[Dataset items]
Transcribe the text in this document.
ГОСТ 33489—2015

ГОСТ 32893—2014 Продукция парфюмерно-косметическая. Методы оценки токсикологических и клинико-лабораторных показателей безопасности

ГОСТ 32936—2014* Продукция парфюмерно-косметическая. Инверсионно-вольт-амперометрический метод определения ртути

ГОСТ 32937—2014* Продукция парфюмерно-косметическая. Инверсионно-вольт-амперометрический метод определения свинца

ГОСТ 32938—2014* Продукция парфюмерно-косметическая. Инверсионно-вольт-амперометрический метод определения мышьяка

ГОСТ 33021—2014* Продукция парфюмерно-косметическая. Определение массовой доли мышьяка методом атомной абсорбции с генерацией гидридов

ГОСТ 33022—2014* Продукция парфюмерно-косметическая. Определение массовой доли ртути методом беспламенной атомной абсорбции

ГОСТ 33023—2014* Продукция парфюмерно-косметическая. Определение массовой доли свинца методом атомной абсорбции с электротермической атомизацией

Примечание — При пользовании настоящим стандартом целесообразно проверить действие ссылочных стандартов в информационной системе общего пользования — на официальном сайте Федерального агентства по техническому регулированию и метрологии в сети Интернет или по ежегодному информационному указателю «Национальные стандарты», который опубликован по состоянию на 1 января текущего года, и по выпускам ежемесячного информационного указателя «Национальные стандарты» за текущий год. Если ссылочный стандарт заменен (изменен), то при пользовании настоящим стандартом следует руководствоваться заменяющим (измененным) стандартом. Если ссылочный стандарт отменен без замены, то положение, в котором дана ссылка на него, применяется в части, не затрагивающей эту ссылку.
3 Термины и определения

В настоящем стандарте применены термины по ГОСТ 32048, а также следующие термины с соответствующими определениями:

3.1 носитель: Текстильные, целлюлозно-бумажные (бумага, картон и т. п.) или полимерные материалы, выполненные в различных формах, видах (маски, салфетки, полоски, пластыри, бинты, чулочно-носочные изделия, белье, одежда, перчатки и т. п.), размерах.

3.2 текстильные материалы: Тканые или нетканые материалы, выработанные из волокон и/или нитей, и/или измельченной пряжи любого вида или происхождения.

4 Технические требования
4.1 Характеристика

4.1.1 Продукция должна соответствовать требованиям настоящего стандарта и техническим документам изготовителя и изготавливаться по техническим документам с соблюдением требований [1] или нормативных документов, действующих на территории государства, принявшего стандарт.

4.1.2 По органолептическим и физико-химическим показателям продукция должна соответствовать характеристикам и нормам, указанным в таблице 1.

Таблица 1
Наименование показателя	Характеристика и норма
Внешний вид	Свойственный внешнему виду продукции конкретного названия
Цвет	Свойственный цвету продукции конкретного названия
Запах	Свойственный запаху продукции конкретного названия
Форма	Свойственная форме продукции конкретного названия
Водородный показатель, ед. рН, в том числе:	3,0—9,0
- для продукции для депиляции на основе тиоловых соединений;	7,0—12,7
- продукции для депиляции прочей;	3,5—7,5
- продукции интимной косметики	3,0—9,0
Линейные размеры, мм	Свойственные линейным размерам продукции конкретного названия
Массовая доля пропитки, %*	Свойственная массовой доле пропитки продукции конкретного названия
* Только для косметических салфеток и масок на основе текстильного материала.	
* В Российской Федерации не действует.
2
--
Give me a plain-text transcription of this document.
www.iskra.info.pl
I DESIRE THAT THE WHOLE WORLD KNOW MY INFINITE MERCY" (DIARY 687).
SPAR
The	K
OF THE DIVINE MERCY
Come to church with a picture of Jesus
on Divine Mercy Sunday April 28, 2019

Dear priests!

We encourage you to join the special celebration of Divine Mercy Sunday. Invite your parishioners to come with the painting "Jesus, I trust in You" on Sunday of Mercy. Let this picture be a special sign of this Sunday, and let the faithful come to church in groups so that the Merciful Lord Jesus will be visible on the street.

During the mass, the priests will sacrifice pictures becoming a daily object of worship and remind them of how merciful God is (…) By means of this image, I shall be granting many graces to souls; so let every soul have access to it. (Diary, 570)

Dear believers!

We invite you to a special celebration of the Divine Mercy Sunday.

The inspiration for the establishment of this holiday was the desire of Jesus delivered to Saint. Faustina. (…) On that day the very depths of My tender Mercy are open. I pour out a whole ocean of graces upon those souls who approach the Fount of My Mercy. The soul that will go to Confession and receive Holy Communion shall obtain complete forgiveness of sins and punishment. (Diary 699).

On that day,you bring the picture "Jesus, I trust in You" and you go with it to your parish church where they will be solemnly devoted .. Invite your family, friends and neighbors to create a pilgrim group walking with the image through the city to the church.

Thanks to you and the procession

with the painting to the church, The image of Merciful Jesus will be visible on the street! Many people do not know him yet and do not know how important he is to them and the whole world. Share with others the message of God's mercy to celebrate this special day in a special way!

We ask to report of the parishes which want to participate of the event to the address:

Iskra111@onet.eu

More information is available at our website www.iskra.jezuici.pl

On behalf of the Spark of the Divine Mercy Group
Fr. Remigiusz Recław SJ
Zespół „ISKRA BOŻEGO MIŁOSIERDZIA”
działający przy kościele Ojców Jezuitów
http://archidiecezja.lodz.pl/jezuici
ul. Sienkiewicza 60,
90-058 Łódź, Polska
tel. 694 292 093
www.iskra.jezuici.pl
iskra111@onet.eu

> **SHORT EXERCISE**:
Review the material and copy each line in which the word "celebration" appears.

> **CORRECT OUTPUT**:
We encourage you to join the special celebration of Divine Mercy Sunday. Invite your parishioners to come with the painting "Jesus, I trust in You" on Sunday of Mercy. Let this picture be a special sign of this Sunday, and let the faithful come to church in groups so that the Merciful Lord Jesus will be visible on the street.
We invite you to a special celebration of the Divine Mercy Sunday.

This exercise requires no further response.